DO THIS:
Identify, in the records below, every line where the string "XAUUSD" appears, and copy each such line.

ENTRIES PROVIDED:
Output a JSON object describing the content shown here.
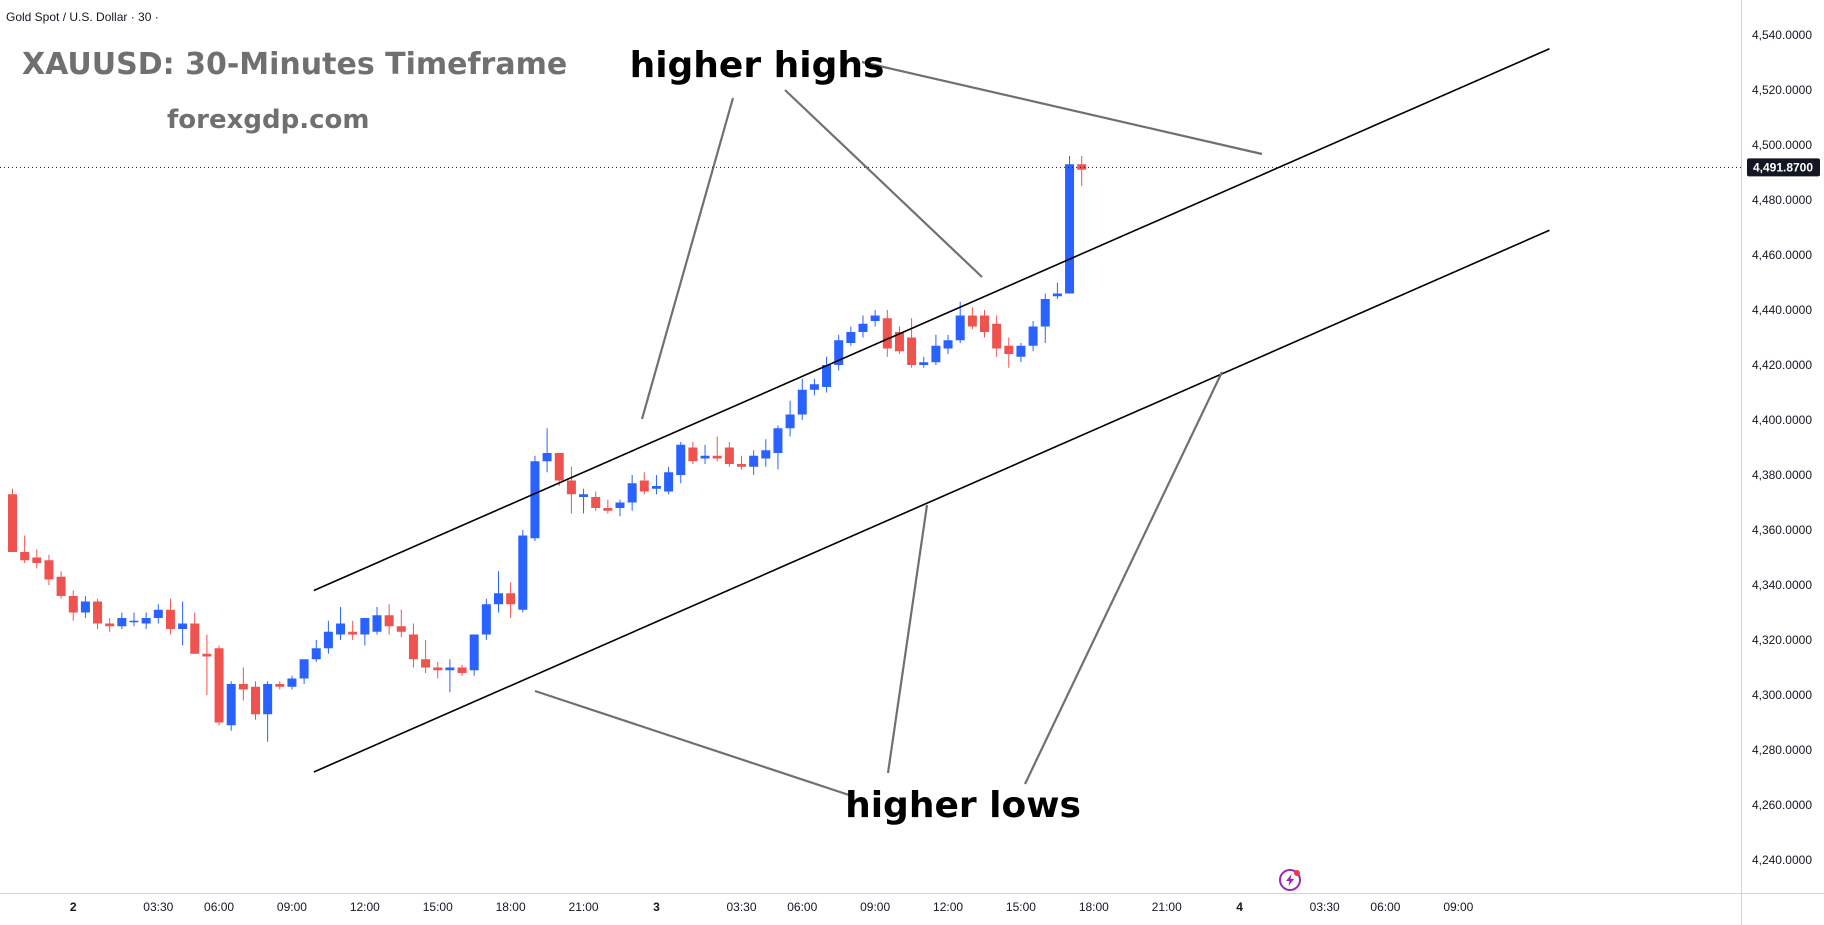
{
  "symbol_line": "Gold Spot / U.S. Dollar · 30 ·",
  "title": "XAUUSD: 30-Minutes Timeframe",
  "website": "forexgdp.com",
  "annotations": {
    "higher_highs": "higher highs",
    "higher_lows": "higher lows"
  },
  "current_price": {
    "label": "4,491.8700",
    "value": 4491.87
  },
  "colors": {
    "up": "#2962ff",
    "down": "#ef5350",
    "price_tag_bg": "#131722",
    "channel": "#000000",
    "annotation_line": "#707070"
  },
  "icons": {
    "flash": "lightning-icon"
  },
  "chart_data": {
    "type": "candlestick",
    "title": "XAUUSD: 30-Minutes Timeframe",
    "ylim": [
      4230,
      4550
    ],
    "y_ticks": [
      "4,540.0000",
      "4,520.0000",
      "4,500.0000",
      "4,480.0000",
      "4,460.0000",
      "4,440.0000",
      "4,420.0000",
      "4,400.0000",
      "4,380.0000",
      "4,360.0000",
      "4,340.0000",
      "4,320.0000",
      "4,300.0000",
      "4,280.0000",
      "4,260.0000",
      "4,240.0000"
    ],
    "y_tick_values": [
      4540,
      4520,
      4500,
      4480,
      4460,
      4440,
      4420,
      4400,
      4380,
      4360,
      4340,
      4320,
      4300,
      4280,
      4260,
      4240
    ],
    "x_ticks": [
      {
        "label": "2",
        "index": 5,
        "bold": true
      },
      {
        "label": "03:30",
        "index": 12
      },
      {
        "label": "06:00",
        "index": 17
      },
      {
        "label": "09:00",
        "index": 23
      },
      {
        "label": "12:00",
        "index": 29
      },
      {
        "label": "15:00",
        "index": 35
      },
      {
        "label": "18:00",
        "index": 41
      },
      {
        "label": "21:00",
        "index": 47
      },
      {
        "label": "3",
        "index": 53,
        "bold": true
      },
      {
        "label": "03:30",
        "index": 60
      },
      {
        "label": "06:00",
        "index": 65
      },
      {
        "label": "09:00",
        "index": 71
      },
      {
        "label": "12:00",
        "index": 77
      },
      {
        "label": "15:00",
        "index": 83
      },
      {
        "label": "18:00",
        "index": 89
      },
      {
        "label": "21:00",
        "index": 95
      },
      {
        "label": "4",
        "index": 101,
        "bold": true
      },
      {
        "label": "03:30",
        "index": 108
      },
      {
        "label": "06:00",
        "index": 113
      },
      {
        "label": "09:00",
        "index": 119
      }
    ],
    "candles": [
      [
        4373,
        4375,
        4352,
        4352
      ],
      [
        4352,
        4358,
        4348,
        4349
      ],
      [
        4350,
        4353,
        4346,
        4348
      ],
      [
        4349,
        4351,
        4340,
        4342
      ],
      [
        4343,
        4345,
        4335,
        4336
      ],
      [
        4336,
        4338,
        4327,
        4330
      ],
      [
        4330,
        4336,
        4328,
        4334
      ],
      [
        4334,
        4335,
        4324,
        4326
      ],
      [
        4326,
        4328,
        4323,
        4325
      ],
      [
        4325,
        4330,
        4324,
        4328
      ],
      [
        4327,
        4330,
        4325,
        4327
      ],
      [
        4326,
        4330,
        4324,
        4328
      ],
      [
        4328,
        4333,
        4326,
        4331
      ],
      [
        4331,
        4335,
        4322,
        4324
      ],
      [
        4324,
        4334,
        4318,
        4326
      ],
      [
        4326,
        4330,
        4315,
        4315
      ],
      [
        4315,
        4322,
        4300,
        4314
      ],
      [
        4317,
        4318,
        4289,
        4290
      ],
      [
        4289,
        4305,
        4287,
        4304
      ],
      [
        4304,
        4310,
        4298,
        4302
      ],
      [
        4303,
        4305,
        4291,
        4293
      ],
      [
        4293,
        4305,
        4283,
        4304
      ],
      [
        4304,
        4305,
        4302,
        4303
      ],
      [
        4303,
        4307,
        4302,
        4306
      ],
      [
        4306,
        4311,
        4304,
        4313
      ],
      [
        4313,
        4320,
        4312,
        4317
      ],
      [
        4317,
        4327,
        4315,
        4323
      ],
      [
        4322,
        4332,
        4320,
        4326
      ],
      [
        4323,
        4327,
        4320,
        4322
      ],
      [
        4322,
        4326,
        4318,
        4328
      ],
      [
        4323,
        4332,
        4322,
        4329
      ],
      [
        4329,
        4333,
        4322,
        4325
      ],
      [
        4325,
        4331,
        4321,
        4323
      ],
      [
        4322,
        4326,
        4310,
        4313
      ],
      [
        4313,
        4320,
        4308,
        4310
      ],
      [
        4310,
        4312,
        4306,
        4309
      ],
      [
        4309,
        4313,
        4301,
        4310
      ],
      [
        4310,
        4311,
        4307,
        4308
      ],
      [
        4309,
        4321,
        4307,
        4322
      ],
      [
        4322,
        4335,
        4320,
        4333
      ],
      [
        4333,
        4345,
        4330,
        4337
      ],
      [
        4337,
        4341,
        4328,
        4333
      ],
      [
        4331,
        4360,
        4330,
        4358
      ],
      [
        4357,
        4387,
        4356,
        4385
      ],
      [
        4385,
        4397,
        4381,
        4388
      ],
      [
        4388,
        4388,
        4376,
        4378
      ],
      [
        4378,
        4383,
        4366,
        4373
      ],
      [
        4372,
        4375,
        4366,
        4373
      ],
      [
        4372,
        4374,
        4367,
        4368
      ],
      [
        4368,
        4371,
        4366,
        4367
      ],
      [
        4368,
        4371,
        4365,
        4370
      ],
      [
        4370,
        4380,
        4367,
        4377
      ],
      [
        4378,
        4381,
        4373,
        4374
      ],
      [
        4375,
        4380,
        4373,
        4376
      ],
      [
        4374,
        4383,
        4373,
        4381
      ],
      [
        4380,
        4392,
        4377,
        4391
      ],
      [
        4390,
        4392,
        4384,
        4385
      ],
      [
        4386,
        4391,
        4384,
        4387
      ],
      [
        4387,
        4394,
        4385,
        4386
      ],
      [
        4390,
        4392,
        4383,
        4384
      ],
      [
        4384,
        4387,
        4382,
        4383
      ],
      [
        4383,
        4389,
        4380,
        4387
      ],
      [
        4386,
        4393,
        4383,
        4389
      ],
      [
        4388,
        4398,
        4382,
        4397
      ],
      [
        4397,
        4407,
        4394,
        4402
      ],
      [
        4402,
        4415,
        4400,
        4411
      ],
      [
        4411,
        4415,
        4409,
        4413
      ],
      [
        4412,
        4423,
        4410,
        4420
      ],
      [
        4420,
        4431,
        4418,
        4429
      ],
      [
        4428,
        4434,
        4427,
        4432
      ],
      [
        4432,
        4438,
        4430,
        4435
      ],
      [
        4436,
        4440,
        4434,
        4438
      ],
      [
        4437,
        4440,
        4423,
        4426
      ],
      [
        4432,
        4434,
        4424,
        4425
      ],
      [
        4430,
        4437,
        4419,
        4420
      ],
      [
        4420,
        4423,
        4419,
        4421
      ],
      [
        4421,
        4431,
        4420,
        4427
      ],
      [
        4426,
        4431,
        4424,
        4429
      ],
      [
        4429,
        4443,
        4428,
        4438
      ],
      [
        4438,
        4441,
        4433,
        4434
      ],
      [
        4438,
        4440,
        4430,
        4432
      ],
      [
        4435,
        4438,
        4423,
        4426
      ],
      [
        4427,
        4430,
        4419,
        4424
      ],
      [
        4423,
        4428,
        4421,
        4427
      ],
      [
        4427,
        4436,
        4425,
        4434
      ],
      [
        4434,
        4446,
        4428,
        4444
      ],
      [
        4445,
        4450,
        4444,
        4446
      ],
      [
        4446,
        4496,
        4446,
        4493
      ],
      [
        4493,
        4496,
        4485,
        4491
      ]
    ],
    "channel": {
      "upper": [
        [
          24.8,
          4338
        ],
        [
          126.5,
          4535
        ]
      ],
      "lower": [
        [
          24.8,
          4272
        ],
        [
          126.5,
          4469
        ]
      ]
    }
  }
}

FINAL RESULT:
  "title": "XAUUSD: 30-Minutes Timeframe",
    "title": "XAUUSD: 30-Minutes Timeframe",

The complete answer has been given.